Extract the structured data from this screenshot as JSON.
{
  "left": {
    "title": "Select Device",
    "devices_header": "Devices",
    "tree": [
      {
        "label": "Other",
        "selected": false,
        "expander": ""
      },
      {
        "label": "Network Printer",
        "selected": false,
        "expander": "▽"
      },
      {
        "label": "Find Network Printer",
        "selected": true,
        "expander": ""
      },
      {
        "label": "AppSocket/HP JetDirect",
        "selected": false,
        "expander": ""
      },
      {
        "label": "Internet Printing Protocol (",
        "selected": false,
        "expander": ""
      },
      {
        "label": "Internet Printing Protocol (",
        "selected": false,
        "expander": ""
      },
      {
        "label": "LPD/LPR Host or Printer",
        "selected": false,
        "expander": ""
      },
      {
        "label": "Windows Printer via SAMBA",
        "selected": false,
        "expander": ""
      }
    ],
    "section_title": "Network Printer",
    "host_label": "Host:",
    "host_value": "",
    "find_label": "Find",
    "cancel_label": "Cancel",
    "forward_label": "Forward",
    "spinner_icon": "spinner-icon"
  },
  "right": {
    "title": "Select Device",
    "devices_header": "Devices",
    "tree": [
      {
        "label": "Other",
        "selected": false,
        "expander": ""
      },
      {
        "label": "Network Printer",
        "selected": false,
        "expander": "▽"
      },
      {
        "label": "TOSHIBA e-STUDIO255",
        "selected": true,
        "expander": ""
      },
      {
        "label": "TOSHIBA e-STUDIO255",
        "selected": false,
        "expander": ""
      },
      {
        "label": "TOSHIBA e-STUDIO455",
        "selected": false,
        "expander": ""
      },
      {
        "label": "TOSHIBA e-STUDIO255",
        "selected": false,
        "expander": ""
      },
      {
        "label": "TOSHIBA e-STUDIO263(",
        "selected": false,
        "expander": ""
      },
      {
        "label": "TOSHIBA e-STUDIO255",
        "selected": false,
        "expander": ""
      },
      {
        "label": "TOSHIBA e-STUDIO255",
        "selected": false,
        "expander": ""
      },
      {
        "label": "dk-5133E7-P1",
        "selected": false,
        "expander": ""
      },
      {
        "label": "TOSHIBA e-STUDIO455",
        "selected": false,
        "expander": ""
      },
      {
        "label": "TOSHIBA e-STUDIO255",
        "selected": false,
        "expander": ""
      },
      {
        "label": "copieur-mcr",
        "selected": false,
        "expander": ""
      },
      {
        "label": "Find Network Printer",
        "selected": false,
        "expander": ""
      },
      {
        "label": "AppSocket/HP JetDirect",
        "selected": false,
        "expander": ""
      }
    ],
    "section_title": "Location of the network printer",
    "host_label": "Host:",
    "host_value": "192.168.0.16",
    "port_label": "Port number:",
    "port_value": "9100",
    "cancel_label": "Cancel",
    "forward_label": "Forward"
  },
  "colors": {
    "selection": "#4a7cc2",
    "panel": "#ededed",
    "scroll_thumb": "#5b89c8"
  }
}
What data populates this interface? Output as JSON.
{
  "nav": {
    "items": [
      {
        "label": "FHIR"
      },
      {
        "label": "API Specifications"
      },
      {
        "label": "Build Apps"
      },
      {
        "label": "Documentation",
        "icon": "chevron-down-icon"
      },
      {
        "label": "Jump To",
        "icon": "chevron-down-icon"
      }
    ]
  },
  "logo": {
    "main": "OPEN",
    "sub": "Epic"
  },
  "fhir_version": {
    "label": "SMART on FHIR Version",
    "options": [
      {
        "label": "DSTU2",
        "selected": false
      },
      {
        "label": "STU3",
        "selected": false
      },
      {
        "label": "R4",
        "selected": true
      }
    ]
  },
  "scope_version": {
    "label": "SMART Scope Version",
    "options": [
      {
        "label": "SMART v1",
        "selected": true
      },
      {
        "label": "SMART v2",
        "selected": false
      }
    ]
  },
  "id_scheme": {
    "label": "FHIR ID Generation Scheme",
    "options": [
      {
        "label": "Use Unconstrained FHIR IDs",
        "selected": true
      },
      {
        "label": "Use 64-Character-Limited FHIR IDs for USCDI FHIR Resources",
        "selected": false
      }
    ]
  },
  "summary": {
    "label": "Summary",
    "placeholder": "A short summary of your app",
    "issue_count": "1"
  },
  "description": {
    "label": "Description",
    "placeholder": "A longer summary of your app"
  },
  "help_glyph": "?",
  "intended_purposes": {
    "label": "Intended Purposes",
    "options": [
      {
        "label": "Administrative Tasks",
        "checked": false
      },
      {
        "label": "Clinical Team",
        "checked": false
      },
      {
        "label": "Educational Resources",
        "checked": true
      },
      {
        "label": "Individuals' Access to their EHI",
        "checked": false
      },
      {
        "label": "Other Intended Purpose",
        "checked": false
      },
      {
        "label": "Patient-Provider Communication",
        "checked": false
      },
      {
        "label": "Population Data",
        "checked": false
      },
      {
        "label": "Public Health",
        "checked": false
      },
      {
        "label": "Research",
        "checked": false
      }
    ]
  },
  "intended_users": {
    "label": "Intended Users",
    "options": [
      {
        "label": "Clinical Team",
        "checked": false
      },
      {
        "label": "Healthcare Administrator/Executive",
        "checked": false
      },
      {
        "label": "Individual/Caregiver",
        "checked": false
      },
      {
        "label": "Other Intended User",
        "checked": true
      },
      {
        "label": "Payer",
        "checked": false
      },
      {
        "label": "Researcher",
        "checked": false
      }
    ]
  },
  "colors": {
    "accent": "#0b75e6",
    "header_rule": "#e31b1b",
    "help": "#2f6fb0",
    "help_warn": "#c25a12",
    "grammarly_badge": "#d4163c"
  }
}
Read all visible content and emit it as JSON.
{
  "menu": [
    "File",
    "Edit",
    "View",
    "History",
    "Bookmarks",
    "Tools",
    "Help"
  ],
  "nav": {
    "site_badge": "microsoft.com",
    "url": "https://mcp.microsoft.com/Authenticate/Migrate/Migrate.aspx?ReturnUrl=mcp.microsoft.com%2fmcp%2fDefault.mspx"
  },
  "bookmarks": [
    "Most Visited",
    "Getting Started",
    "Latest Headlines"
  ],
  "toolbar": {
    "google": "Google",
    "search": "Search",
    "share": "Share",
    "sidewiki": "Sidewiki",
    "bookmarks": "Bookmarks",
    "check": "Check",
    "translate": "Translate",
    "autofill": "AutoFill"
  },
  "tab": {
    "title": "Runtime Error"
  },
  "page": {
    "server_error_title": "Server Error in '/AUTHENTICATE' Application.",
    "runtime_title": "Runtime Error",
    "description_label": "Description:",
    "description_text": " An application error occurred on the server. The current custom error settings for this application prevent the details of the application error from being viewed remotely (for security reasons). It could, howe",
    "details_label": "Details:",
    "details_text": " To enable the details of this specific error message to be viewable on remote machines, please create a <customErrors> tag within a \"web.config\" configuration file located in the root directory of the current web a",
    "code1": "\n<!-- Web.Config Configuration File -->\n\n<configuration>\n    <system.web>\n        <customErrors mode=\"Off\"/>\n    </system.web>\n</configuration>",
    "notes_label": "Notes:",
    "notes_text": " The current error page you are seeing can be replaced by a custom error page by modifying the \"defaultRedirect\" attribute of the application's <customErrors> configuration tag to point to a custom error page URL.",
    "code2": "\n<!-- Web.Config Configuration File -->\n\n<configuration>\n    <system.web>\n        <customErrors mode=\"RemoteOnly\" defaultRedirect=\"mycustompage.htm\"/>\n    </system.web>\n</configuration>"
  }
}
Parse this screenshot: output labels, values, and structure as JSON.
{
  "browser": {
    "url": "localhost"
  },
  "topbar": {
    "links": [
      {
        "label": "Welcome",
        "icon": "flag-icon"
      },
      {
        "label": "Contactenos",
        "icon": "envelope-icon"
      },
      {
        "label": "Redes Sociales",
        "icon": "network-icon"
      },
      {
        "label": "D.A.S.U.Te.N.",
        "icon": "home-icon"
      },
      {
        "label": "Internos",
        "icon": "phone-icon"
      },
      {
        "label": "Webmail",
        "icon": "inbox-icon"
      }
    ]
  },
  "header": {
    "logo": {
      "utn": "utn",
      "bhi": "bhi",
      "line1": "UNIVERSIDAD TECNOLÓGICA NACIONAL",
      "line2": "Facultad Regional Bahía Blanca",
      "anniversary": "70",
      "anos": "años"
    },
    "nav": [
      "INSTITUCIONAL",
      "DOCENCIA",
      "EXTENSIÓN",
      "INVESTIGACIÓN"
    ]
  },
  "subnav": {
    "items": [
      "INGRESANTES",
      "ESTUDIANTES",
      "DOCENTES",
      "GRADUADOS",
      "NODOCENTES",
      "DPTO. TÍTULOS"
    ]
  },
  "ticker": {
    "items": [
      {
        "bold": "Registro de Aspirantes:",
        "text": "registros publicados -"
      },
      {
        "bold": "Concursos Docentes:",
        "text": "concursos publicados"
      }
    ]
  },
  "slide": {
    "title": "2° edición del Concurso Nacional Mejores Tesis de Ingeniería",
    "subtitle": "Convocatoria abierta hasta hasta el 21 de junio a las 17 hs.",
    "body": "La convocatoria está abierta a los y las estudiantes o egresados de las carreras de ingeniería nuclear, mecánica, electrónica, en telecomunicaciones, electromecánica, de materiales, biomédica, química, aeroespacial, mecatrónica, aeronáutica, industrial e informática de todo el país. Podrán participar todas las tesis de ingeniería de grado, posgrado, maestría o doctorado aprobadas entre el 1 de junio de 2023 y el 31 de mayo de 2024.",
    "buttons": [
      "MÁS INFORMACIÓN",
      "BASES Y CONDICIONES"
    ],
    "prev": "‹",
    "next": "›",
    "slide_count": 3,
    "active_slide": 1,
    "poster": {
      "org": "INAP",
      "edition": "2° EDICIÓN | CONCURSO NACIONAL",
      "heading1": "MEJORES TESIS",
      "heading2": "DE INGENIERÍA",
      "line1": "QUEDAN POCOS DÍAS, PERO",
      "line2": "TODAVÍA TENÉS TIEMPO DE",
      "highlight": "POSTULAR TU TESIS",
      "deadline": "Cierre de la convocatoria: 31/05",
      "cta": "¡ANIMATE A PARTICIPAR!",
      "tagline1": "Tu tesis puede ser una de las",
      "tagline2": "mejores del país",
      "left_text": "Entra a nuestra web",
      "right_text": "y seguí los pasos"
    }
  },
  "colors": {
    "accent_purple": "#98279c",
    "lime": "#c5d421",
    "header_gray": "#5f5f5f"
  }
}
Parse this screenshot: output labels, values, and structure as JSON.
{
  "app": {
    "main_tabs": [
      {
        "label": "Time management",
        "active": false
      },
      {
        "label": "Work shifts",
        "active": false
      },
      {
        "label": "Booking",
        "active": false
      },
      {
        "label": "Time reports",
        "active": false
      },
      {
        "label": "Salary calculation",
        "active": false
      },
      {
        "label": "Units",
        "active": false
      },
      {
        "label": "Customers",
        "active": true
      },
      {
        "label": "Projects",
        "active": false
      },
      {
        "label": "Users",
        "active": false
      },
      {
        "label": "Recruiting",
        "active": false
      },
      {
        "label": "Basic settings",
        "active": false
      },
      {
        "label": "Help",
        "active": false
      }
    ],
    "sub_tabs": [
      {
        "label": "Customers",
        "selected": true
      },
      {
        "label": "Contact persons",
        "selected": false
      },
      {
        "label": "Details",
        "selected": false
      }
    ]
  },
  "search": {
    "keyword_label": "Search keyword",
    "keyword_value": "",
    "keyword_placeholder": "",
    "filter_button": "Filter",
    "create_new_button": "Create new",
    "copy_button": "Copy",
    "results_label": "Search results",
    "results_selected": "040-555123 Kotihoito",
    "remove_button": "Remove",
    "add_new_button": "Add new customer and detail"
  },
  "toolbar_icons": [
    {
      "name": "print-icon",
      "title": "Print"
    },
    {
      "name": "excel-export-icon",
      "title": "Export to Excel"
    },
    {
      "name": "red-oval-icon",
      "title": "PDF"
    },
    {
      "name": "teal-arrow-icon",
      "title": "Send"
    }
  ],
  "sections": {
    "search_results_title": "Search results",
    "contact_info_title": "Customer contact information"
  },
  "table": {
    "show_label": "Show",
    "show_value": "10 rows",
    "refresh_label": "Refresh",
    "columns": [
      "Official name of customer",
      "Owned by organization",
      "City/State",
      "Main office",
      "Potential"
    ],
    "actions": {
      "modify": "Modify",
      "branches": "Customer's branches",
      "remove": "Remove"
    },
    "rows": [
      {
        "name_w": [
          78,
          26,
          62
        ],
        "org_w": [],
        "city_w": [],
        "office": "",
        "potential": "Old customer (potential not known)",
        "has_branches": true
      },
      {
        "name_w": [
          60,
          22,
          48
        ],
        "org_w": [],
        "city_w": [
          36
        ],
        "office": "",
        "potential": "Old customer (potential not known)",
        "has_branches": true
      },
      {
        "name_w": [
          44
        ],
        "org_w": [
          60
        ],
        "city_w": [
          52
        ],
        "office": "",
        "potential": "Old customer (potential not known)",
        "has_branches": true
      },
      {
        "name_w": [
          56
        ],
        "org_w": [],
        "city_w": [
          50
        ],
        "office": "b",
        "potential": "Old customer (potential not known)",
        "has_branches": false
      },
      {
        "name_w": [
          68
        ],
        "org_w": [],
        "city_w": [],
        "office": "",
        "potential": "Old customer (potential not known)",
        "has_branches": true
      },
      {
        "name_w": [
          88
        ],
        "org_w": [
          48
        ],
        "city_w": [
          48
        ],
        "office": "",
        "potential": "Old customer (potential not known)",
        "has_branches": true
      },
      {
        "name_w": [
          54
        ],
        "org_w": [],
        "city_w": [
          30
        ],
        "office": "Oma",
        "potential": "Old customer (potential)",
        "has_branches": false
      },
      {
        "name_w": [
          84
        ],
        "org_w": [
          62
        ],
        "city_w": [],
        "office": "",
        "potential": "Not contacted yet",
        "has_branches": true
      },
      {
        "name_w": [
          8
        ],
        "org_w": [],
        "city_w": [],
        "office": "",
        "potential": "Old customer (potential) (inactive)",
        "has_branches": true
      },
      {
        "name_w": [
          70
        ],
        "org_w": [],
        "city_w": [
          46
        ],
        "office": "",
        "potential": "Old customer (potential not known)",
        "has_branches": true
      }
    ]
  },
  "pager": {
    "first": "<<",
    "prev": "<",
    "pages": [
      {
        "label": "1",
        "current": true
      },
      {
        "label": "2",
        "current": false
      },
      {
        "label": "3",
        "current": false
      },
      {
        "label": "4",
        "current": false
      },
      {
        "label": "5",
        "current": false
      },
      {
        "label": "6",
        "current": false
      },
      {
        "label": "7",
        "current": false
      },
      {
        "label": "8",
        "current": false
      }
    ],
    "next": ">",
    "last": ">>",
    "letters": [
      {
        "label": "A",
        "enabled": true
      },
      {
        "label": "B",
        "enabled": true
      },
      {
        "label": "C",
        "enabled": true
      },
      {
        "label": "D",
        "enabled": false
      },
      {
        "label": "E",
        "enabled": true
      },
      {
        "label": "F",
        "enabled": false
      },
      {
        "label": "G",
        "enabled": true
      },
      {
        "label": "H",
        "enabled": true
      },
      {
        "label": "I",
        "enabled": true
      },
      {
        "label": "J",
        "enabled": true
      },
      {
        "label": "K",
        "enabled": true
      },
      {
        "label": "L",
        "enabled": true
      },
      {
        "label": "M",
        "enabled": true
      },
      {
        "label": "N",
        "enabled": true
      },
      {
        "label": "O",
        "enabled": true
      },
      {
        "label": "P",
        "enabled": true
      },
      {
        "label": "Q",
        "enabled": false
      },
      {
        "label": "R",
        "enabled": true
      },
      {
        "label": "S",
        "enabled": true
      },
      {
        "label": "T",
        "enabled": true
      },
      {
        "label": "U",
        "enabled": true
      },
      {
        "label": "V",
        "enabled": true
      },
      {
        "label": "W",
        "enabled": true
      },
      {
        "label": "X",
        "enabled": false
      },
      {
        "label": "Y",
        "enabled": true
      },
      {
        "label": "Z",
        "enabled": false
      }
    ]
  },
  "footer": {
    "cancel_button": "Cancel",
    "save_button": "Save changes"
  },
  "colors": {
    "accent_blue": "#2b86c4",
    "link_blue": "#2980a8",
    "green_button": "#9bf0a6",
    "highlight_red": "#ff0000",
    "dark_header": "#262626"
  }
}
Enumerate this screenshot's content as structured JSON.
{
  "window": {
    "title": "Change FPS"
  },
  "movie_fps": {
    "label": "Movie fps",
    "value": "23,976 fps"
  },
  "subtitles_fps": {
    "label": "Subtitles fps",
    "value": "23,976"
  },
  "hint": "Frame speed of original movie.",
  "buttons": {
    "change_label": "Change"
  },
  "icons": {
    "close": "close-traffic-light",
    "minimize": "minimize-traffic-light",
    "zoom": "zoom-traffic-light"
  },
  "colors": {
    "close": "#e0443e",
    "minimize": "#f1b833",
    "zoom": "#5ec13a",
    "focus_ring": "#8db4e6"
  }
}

--------------------------------

- _STATED PROBLEM_: Could you give again exactly the lines from the line containing "Enumerate this screenshot's" through the final line of the data above, and no others?

- _SOLUTION TO THIS TASK_:
Enumerate this screenshot's content as structured JSON.
{
  "window": {
    "title": "Change FPS"
  },
  "movie_fps": {
    "label": "Movie fps",
    "value": "23,976 fps"
  },
  "subtitles_fps": {
    "label": "Subtitles fps",
    "value": "23,976"
  },
  "hint": "Frame speed of original movie.",
  "buttons": {
    "change_label": "Change"
  },
  "icons": {
    "close": "close-traffic-light",
    "minimize": "minimize-traffic-light",
    "zoom": "zoom-traffic-light"
  },
  "colors": {
    "close": "#e0443e",
    "minimize": "#f1b833",
    "zoom": "#5ec13a",
    "focus_ring": "#8db4e6"
  }
}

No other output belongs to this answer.